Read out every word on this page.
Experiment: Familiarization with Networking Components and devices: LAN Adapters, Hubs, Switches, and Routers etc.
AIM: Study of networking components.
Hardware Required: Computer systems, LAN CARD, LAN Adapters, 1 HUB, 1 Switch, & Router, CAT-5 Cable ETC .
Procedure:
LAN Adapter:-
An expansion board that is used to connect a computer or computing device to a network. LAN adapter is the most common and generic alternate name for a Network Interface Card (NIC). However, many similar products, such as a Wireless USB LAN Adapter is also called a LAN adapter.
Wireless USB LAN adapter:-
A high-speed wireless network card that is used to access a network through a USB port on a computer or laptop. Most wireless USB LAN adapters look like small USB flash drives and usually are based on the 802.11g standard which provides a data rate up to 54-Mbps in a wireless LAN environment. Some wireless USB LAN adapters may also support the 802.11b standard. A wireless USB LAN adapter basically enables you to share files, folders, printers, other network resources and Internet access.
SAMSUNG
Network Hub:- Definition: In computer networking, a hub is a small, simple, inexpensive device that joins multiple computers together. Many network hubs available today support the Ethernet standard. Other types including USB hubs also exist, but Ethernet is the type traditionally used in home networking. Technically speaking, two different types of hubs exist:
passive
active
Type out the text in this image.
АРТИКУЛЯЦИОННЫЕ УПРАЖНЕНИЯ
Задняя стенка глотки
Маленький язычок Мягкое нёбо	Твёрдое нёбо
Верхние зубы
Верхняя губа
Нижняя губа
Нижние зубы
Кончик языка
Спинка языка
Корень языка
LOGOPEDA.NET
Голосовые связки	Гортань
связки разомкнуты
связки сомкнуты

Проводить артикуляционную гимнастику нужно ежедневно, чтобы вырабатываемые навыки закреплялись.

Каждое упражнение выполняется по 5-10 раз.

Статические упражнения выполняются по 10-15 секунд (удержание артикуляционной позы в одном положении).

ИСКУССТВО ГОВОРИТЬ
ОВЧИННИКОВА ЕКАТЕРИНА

WRITTEN REQUEST: From the records above, extract every entry exactly as given.

TASK OUTPUT:
Read out every word on this page.
Experiment: Familiarization with Networking Components and devices: LAN Adapters, Hubs, Switches, and Routers etc.
AIM: Study of networking components.
Hardware Required: Computer systems, LAN CARD, LAN Adapters, 1 HUB, 1 Switch, & Router, CAT-5 Cable ETC .
Procedure:
LAN Adapter:-
An expansion board that is used to connect a computer or computing device to a network. LAN adapter is the most common and generic alternate name for a Network Interface Card (NIC). However, many similar products, such as a Wireless USB LAN Adapter is also called a LAN adapter.
Wireless USB LAN adapter:-
A high-speed wireless network card that is used to access a network through a USB port on a computer or laptop. Most wireless USB LAN adapters look like small USB flash drives and usually are based on the 802.11g standard which provides a data rate up to 54-Mbps in a wireless LAN environment. Some wireless USB LAN adapters may also support the 802.11b standard. A wireless USB LAN adapter basically enables you to share files, folders, printers, other network resources and Internet access.
SAMSUNG
Network Hub:- Definition: In computer networking, a hub is a small, simple, inexpensive device that joins multiple computers together. Many network hubs available today support the Ethernet standard. Other types including USB hubs also exist, but Ethernet is the type traditionally used in home networking. Technically speaking, two different types of hubs exist:
passive
active
Type out the text in this image.
АРТИКУЛЯЦИОННЫЕ УПРАЖНЕНИЯ
Задняя стенка глотки
Маленький язычок Мягкое нёбо	Твёрдое нёбо
Верхние зубы
Верхняя губа
Нижняя губа
Нижние зубы
Кончик языка
Спинка языка
Корень языка
LOGOPEDA.NET
Голосовые связки	Гортань
связки разомкнуты
связки сомкнуты

Проводить артикуляционную гимнастику нужно ежедневно, чтобы вырабатываемые навыки закреплялись.

Каждое упражнение выполняется по 5-10 раз.

Статические упражнения выполняются по 10-15 секунд (удержание артикуляционной позы в одном положении).

ИСКУССТВО ГОВОРИТЬ
ОВЧИННИКОВА ЕКАТЕРИНА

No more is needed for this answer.